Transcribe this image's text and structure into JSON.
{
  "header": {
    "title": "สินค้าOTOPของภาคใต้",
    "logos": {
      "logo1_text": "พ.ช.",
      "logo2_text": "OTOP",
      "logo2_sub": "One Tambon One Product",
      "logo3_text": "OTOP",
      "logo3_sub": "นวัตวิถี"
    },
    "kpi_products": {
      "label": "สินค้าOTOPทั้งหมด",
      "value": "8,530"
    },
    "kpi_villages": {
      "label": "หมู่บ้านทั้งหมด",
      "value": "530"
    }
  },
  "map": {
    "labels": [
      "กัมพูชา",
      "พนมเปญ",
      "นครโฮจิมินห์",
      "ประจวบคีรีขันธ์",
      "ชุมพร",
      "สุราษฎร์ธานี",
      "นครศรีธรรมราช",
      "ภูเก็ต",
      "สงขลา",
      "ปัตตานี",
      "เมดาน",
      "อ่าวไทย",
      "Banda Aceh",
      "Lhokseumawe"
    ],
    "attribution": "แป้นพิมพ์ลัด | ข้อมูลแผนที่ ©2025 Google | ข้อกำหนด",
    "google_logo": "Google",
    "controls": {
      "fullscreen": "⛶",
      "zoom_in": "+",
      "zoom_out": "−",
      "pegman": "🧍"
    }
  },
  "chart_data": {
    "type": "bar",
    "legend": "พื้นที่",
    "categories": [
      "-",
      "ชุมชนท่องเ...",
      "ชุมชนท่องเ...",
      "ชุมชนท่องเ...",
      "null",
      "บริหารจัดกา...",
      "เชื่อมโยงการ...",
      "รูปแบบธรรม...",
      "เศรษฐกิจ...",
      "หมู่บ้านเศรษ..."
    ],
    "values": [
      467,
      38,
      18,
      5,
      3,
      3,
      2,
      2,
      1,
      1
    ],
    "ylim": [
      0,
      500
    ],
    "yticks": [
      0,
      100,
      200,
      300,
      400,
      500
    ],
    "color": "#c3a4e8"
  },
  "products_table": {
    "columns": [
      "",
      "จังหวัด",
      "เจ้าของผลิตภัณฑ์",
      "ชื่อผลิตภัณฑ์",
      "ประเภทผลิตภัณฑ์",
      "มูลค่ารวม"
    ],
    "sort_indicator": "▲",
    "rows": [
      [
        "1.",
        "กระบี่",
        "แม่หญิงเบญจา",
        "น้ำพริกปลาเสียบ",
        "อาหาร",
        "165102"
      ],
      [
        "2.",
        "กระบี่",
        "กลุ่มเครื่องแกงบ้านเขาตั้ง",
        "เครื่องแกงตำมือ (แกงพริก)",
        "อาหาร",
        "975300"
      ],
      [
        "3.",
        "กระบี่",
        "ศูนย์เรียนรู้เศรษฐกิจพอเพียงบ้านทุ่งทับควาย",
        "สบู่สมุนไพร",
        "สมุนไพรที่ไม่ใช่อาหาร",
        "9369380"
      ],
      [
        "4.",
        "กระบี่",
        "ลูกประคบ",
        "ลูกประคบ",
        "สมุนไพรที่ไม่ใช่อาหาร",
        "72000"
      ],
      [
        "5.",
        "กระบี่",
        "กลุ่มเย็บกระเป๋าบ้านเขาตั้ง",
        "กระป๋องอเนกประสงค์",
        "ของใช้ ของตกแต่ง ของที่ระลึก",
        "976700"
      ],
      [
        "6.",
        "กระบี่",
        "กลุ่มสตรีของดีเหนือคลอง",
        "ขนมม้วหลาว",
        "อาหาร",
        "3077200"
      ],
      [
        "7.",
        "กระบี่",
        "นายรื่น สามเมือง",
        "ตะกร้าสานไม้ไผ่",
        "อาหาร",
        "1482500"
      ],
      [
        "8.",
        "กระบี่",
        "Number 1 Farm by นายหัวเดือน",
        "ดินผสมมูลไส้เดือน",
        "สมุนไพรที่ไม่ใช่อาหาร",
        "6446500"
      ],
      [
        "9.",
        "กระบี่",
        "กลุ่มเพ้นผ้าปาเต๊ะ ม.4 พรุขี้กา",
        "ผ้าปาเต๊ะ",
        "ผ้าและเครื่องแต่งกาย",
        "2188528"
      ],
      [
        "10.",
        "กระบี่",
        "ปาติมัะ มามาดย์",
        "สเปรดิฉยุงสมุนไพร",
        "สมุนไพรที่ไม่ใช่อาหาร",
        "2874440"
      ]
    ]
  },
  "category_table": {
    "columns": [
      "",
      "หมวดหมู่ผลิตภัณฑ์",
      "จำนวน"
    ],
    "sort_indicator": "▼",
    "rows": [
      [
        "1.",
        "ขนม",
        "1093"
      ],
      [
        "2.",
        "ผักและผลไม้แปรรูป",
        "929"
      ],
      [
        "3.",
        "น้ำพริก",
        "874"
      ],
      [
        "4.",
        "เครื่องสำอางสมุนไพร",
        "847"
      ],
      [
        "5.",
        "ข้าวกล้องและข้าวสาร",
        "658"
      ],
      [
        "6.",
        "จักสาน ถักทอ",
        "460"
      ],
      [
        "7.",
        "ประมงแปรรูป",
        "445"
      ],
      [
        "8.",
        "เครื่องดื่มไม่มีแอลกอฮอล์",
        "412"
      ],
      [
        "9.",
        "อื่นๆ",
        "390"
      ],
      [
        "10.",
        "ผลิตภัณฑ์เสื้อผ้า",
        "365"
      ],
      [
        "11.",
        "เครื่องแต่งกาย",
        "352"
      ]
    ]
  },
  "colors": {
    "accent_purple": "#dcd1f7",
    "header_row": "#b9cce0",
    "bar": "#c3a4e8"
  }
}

+===+

→ **STATED EXERCISE**: Every record should be given again exactly.

→ **CORRECT RESULT**:
Transcribe this image's text and structure into JSON.
{
  "header": {
    "title": "สินค้าOTOPของภาคใต้",
    "logos": {
      "logo1_text": "พ.ช.",
      "logo2_text": "OTOP",
      "logo2_sub": "One Tambon One Product",
      "logo3_text": "OTOP",
      "logo3_sub": "นวัตวิถี"
    },
    "kpi_products": {
      "label": "สินค้าOTOPทั้งหมด",
      "value": "8,530"
    },
    "kpi_villages": {
      "label": "หมู่บ้านทั้งหมด",
      "value": "530"
    }
  },
  "map": {
    "labels": [
      "กัมพูชา",
      "พนมเปญ",
      "นครโฮจิมินห์",
      "ประจวบคีรีขันธ์",
      "ชุมพร",
      "สุราษฎร์ธานี",
      "นครศรีธรรมราช",
      "ภูเก็ต",
      "สงขลา",
      "ปัตตานี",
      "เมดาน",
      "อ่าวไทย",
      "Banda Aceh",
      "Lhokseumawe"
    ],
    "attribution": "แป้นพิมพ์ลัด | ข้อมูลแผนที่ ©2025 Google | ข้อกำหนด",
    "google_logo": "Google",
    "controls": {
      "fullscreen": "⛶",
      "zoom_in": "+",
      "zoom_out": "−",
      "pegman": "🧍"
    }
  },
  "chart_data": {
    "type": "bar",
    "legend": "พื้นที่",
    "categories": [
      "-",
      "ชุมชนท่องเ...",
      "ชุมชนท่องเ...",
      "ชุมชนท่องเ...",
      "null",
      "บริหารจัดกา...",
      "เชื่อมโยงการ...",
      "รูปแบบธรรม...",
      "เศรษฐกิจ...",
      "หมู่บ้านเศรษ..."
    ],
    "values": [
      467,
      38,
      18,
      5,
      3,
      3,
      2,
      2,
      1,
      1
    ],
    "ylim": [
      0,
      500
    ],
    "yticks": [
      0,
      100,
      200,
      300,
      400,
      500
    ],
    "color": "#c3a4e8"
  },
  "products_table": {
    "columns": [
      "",
      "จังหวัด",
      "เจ้าของผลิตภัณฑ์",
      "ชื่อผลิตภัณฑ์",
      "ประเภทผลิตภัณฑ์",
      "มูลค่ารวม"
    ],
    "sort_indicator": "▲",
    "rows": [
      [
        "1.",
        "กระบี่",
        "แม่หญิงเบญจา",
        "น้ำพริกปลาเสียบ",
        "อาหาร",
        "165102"
      ],
      [
        "2.",
        "กระบี่",
        "กลุ่มเครื่องแกงบ้านเขาตั้ง",
        "เครื่องแกงตำมือ (แกงพริก)",
        "อาหาร",
        "975300"
      ],
      [
        "3.",
        "กระบี่",
        "ศูนย์เรียนรู้เศรษฐกิจพอเพียงบ้านทุ่งทับควาย",
        "สบู่สมุนไพร",
        "สมุนไพรที่ไม่ใช่อาหาร",
        "9369380"
      ],
      [
        "4.",
        "กระบี่",
        "ลูกประคบ",
        "ลูกประคบ",
        "สมุนไพรที่ไม่ใช่อาหาร",
        "72000"
      ],
      [
        "5.",
        "กระบี่",
        "กลุ่มเย็บกระเป๋าบ้านเขาตั้ง",
        "กระป๋องอเนกประสงค์",
        "ของใช้ ของตกแต่ง ของที่ระลึก",
        "976700"
      ],
      [
        "6.",
        "กระบี่",
        "กลุ่มสตรีของดีเหนือคลอง",
        "ขนมม้วหลาว",
        "อาหาร",
        "3077200"
      ],
      [
        "7.",
        "กระบี่",
        "นายรื่น สามเมือง",
        "ตะกร้าสานไม้ไผ่",
        "อาหาร",
        "1482500"
      ],
      [
        "8.",
        "กระบี่",
        "Number 1 Farm by นายหัวเดือน",
        "ดินผสมมูลไส้เดือน",
        "สมุนไพรที่ไม่ใช่อาหาร",
        "6446500"
      ],
      [
        "9.",
        "กระบี่",
        "กลุ่มเพ้นผ้าปาเต๊ะ ม.4 พรุขี้กา",
        "ผ้าปาเต๊ะ",
        "ผ้าและเครื่องแต่งกาย",
        "2188528"
      ],
      [
        "10.",
        "กระบี่",
        "ปาติมัะ มามาดย์",
        "สเปรดิฉยุงสมุนไพร",
        "สมุนไพรที่ไม่ใช่อาหาร",
        "2874440"
      ]
    ]
  },
  "category_table": {
    "columns": [
      "",
      "หมวดหมู่ผลิตภัณฑ์",
      "จำนวน"
    ],
    "sort_indicator": "▼",
    "rows": [
      [
        "1.",
        "ขนม",
        "1093"
      ],
      [
        "2.",
        "ผักและผลไม้แปรรูป",
        "929"
      ],
      [
        "3.",
        "น้ำพริก",
        "874"
      ],
      [
        "4.",
        "เครื่องสำอางสมุนไพร",
        "847"
      ],
      [
        "5.",
        "ข้าวกล้องและข้าวสาร",
        "658"
      ],
      [
        "6.",
        "จักสาน ถักทอ",
        "460"
      ],
      [
        "7.",
        "ประมงแปรรูป",
        "445"
      ],
      [
        "8.",
        "เครื่องดื่มไม่มีแอลกอฮอล์",
        "412"
      ],
      [
        "9.",
        "อื่นๆ",
        "390"
      ],
      [
        "10.",
        "ผลิตภัณฑ์เสื้อผ้า",
        "365"
      ],
      [
        "11.",
        "เครื่องแต่งกาย",
        "352"
      ]
    ]
  },
  "colors": {
    "accent_purple": "#dcd1f7",
    "header_row": "#b9cce0",
    "bar": "#c3a4e8"
  }
}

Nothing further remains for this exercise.